◆ TASK TO COMPLETE:
Reproduce every row below verbatim, keeping each line's text, order, and bounding-box coordinates unchanged.

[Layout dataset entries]
------------------------------------------------------------------------
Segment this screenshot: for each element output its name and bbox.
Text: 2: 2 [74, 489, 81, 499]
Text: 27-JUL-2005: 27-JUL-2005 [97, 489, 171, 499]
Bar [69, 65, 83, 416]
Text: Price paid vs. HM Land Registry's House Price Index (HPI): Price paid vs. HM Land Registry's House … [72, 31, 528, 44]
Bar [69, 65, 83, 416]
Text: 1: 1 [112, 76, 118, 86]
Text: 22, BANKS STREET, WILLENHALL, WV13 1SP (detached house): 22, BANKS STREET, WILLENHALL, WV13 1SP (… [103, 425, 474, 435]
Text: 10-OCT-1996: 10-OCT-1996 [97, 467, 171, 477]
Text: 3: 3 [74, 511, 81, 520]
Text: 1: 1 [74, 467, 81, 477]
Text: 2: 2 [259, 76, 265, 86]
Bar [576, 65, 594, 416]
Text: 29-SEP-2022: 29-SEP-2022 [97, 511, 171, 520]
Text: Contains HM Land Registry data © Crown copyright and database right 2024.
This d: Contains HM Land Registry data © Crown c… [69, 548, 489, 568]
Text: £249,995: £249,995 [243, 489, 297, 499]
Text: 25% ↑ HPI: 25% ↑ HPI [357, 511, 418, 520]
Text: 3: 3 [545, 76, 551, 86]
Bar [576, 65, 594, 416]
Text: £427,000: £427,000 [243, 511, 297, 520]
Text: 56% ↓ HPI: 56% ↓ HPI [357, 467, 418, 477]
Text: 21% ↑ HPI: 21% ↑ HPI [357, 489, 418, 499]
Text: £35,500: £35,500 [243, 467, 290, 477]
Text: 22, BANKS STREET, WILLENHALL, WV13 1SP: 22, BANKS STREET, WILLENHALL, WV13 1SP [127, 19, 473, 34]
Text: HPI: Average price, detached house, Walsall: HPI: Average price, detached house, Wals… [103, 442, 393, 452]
------------------------------------------------------------------------
◆ WRITTEN ANSWER:
Segment this screenshot: for each element output its name and bbox.
Text: 2: 2 [74, 489, 81, 499]
Text: 27-JUL-2005: 27-JUL-2005 [97, 489, 171, 499]
Bar [69, 65, 83, 416]
Text: Price paid vs. HM Land Registry's House Price Index (HPI): Price paid vs. HM Land Registry's House … [72, 31, 528, 44]
Bar [69, 65, 83, 416]
Text: 1: 1 [112, 76, 118, 86]
Text: 22, BANKS STREET, WILLENHALL, WV13 1SP (detached house): 22, BANKS STREET, WILLENHALL, WV13 1SP (… [103, 425, 474, 435]
Text: 10-OCT-1996: 10-OCT-1996 [97, 467, 171, 477]
Text: 3: 3 [74, 511, 81, 520]
Text: 1: 1 [74, 467, 81, 477]
Text: 2: 2 [259, 76, 265, 86]
Bar [576, 65, 594, 416]
Text: 29-SEP-2022: 29-SEP-2022 [97, 511, 171, 520]
Text: Contains HM Land Registry data © Crown copyright and database right 2024.
This d: Contains HM Land Registry data © Crown c… [69, 548, 489, 568]
Text: £249,995: £249,995 [243, 489, 297, 499]
Text: 25% ↑ HPI: 25% ↑ HPI [357, 511, 418, 520]
Text: 3: 3 [545, 76, 551, 86]
Bar [576, 65, 594, 416]
Text: £427,000: £427,000 [243, 511, 297, 520]
Text: 56% ↓ HPI: 56% ↓ HPI [357, 467, 418, 477]
Text: 21% ↑ HPI: 21% ↑ HPI [357, 489, 418, 499]
Text: £35,500: £35,500 [243, 467, 290, 477]
Text: 22, BANKS STREET, WILLENHALL, WV13 1SP: 22, BANKS STREET, WILLENHALL, WV13 1SP [127, 19, 473, 34]
Text: HPI: Average price, detached house, Walsall: HPI: Average price, detached house, Wals… [103, 442, 393, 452]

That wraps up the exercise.